_What you will do:_
Tally the lines holding the word "skip" and state the count by itself.

═════ Provided material

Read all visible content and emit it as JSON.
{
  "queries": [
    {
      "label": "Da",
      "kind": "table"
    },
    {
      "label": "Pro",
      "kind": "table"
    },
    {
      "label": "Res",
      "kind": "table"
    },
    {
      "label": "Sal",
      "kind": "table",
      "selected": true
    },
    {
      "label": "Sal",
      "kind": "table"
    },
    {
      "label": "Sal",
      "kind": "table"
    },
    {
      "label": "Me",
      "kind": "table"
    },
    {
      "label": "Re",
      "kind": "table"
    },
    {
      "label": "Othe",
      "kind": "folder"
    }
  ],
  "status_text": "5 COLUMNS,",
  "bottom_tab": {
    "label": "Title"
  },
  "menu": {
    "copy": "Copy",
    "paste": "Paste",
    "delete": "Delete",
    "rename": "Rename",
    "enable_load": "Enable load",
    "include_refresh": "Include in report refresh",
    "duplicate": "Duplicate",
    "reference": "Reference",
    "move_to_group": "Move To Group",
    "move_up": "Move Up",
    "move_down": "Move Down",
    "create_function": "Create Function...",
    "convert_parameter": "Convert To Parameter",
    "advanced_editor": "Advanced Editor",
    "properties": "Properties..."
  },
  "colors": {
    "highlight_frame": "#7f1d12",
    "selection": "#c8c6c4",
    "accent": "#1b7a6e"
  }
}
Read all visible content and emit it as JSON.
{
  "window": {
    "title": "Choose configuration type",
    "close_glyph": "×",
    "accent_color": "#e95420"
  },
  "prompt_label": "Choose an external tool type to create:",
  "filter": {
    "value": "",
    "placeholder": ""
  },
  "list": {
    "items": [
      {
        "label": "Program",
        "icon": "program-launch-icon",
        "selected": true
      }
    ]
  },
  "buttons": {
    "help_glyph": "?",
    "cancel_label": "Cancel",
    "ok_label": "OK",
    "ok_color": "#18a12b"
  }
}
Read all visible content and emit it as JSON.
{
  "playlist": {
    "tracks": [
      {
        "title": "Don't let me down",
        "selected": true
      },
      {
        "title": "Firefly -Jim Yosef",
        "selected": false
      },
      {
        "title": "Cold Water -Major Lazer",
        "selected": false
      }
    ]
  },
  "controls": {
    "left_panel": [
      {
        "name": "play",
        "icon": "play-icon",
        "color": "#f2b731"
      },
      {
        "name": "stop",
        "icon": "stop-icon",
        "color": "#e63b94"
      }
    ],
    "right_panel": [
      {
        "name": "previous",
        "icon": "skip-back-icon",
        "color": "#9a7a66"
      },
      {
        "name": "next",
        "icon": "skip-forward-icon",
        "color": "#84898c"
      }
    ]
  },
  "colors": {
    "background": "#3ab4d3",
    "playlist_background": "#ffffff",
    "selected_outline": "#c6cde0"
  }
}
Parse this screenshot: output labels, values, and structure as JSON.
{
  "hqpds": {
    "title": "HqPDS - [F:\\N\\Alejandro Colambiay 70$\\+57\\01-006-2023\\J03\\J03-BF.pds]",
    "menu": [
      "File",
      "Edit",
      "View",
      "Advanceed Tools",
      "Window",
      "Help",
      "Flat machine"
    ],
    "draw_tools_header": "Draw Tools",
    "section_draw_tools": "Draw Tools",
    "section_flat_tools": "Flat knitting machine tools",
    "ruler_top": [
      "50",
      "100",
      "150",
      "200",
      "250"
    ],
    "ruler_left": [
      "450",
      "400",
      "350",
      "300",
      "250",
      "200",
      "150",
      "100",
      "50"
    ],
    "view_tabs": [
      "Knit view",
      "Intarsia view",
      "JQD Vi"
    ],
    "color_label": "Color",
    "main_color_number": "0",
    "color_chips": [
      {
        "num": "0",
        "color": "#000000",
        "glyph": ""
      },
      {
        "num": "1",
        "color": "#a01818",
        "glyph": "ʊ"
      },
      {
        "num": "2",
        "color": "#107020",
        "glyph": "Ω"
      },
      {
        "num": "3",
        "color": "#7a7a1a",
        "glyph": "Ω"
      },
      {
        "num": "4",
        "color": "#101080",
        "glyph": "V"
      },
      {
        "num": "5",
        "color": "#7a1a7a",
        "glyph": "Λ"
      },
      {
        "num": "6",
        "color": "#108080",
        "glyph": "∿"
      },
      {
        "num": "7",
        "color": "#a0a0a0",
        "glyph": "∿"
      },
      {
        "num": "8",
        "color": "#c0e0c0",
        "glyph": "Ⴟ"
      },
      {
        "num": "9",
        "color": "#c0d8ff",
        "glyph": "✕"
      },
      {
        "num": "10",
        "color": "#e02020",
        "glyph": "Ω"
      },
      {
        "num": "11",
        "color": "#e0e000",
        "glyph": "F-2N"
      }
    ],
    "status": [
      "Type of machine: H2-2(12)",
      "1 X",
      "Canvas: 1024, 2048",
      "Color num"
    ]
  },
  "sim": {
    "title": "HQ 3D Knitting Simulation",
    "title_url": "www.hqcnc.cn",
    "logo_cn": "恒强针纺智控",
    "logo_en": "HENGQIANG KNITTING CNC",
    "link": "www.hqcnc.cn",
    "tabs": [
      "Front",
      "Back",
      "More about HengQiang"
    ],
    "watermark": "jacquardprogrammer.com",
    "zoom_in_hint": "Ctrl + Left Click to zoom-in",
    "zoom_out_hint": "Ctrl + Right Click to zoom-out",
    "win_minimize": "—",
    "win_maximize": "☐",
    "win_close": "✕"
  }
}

══════════

_Solved exercise:_
2